Records about charts and figures
------------
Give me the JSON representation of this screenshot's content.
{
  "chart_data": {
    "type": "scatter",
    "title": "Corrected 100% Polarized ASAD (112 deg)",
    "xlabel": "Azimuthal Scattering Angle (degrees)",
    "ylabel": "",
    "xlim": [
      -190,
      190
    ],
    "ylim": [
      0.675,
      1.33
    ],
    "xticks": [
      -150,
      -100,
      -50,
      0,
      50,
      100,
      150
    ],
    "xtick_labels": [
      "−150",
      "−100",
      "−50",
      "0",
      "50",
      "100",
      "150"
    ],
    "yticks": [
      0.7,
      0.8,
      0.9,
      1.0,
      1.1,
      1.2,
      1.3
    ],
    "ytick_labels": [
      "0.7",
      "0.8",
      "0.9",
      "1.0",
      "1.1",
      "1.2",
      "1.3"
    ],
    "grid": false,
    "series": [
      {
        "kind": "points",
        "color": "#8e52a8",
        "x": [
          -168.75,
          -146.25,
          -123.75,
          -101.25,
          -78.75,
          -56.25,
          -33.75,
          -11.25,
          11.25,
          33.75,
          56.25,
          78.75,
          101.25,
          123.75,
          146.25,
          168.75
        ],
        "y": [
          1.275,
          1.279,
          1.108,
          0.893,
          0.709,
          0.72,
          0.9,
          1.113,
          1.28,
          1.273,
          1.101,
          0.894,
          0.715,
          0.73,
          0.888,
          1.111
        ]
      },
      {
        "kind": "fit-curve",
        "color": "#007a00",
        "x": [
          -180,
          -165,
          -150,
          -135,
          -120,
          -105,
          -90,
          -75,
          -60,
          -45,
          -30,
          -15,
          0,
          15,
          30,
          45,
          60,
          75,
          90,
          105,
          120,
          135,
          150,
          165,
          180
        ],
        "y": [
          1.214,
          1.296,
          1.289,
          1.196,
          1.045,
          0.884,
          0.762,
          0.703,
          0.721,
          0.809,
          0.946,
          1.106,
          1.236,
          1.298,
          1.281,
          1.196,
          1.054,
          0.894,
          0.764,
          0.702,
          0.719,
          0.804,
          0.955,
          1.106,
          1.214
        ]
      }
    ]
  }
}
------------
[WHAT YOU ARE ASKED TO DO]:
Everything in the listing above should be restated exactly.

[ANSWER TO THE EXERCISE]:
Give me the JSON representation of this screenshot's content.
{
  "chart_data": {
    "type": "scatter",
    "title": "Corrected 100% Polarized ASAD (112 deg)",
    "xlabel": "Azimuthal Scattering Angle (degrees)",
    "ylabel": "",
    "xlim": [
      -190,
      190
    ],
    "ylim": [
      0.675,
      1.33
    ],
    "xticks": [
      -150,
      -100,
      -50,
      0,
      50,
      100,
      150
    ],
    "xtick_labels": [
      "−150",
      "−100",
      "−50",
      "0",
      "50",
      "100",
      "150"
    ],
    "yticks": [
      0.7,
      0.8,
      0.9,
      1.0,
      1.1,
      1.2,
      1.3
    ],
    "ytick_labels": [
      "0.7",
      "0.8",
      "0.9",
      "1.0",
      "1.1",
      "1.2",
      "1.3"
    ],
    "grid": false,
    "series": [
      {
        "kind": "points",
        "color": "#8e52a8",
        "x": [
          -168.75,
          -146.25,
          -123.75,
          -101.25,
          -78.75,
          -56.25,
          -33.75,
          -11.25,
          11.25,
          33.75,
          56.25,
          78.75,
          101.25,
          123.75,
          146.25,
          168.75
        ],
        "y": [
          1.275,
          1.279,
          1.108,
          0.893,
          0.709,
          0.72,
          0.9,
          1.113,
          1.28,
          1.273,
          1.101,
          0.894,
          0.715,
          0.73,
          0.888,
          1.111
        ]
      },
      {
        "kind": "fit-curve",
        "color": "#007a00",
        "x": [
          -180,
          -165,
          -150,
          -135,
          -120,
          -105,
          -90,
          -75,
          -60,
          -45,
          -30,
          -15,
          0,
          15,
          30,
          45,
          60,
          75,
          90,
          105,
          120,
          135,
          150,
          165,
          180
        ],
        "y": [
          1.214,
          1.296,
          1.289,
          1.196,
          1.045,
          0.884,
          0.762,
          0.703,
          0.721,
          0.809,
          0.946,
          1.106,
          1.236,
          1.298,
          1.281,
          1.196,
          1.054,
          0.894,
          0.764,
          0.702,
          0.719,
          0.804,
          0.955,
          1.106,
          1.214
        ]
      }
    ]
  }
}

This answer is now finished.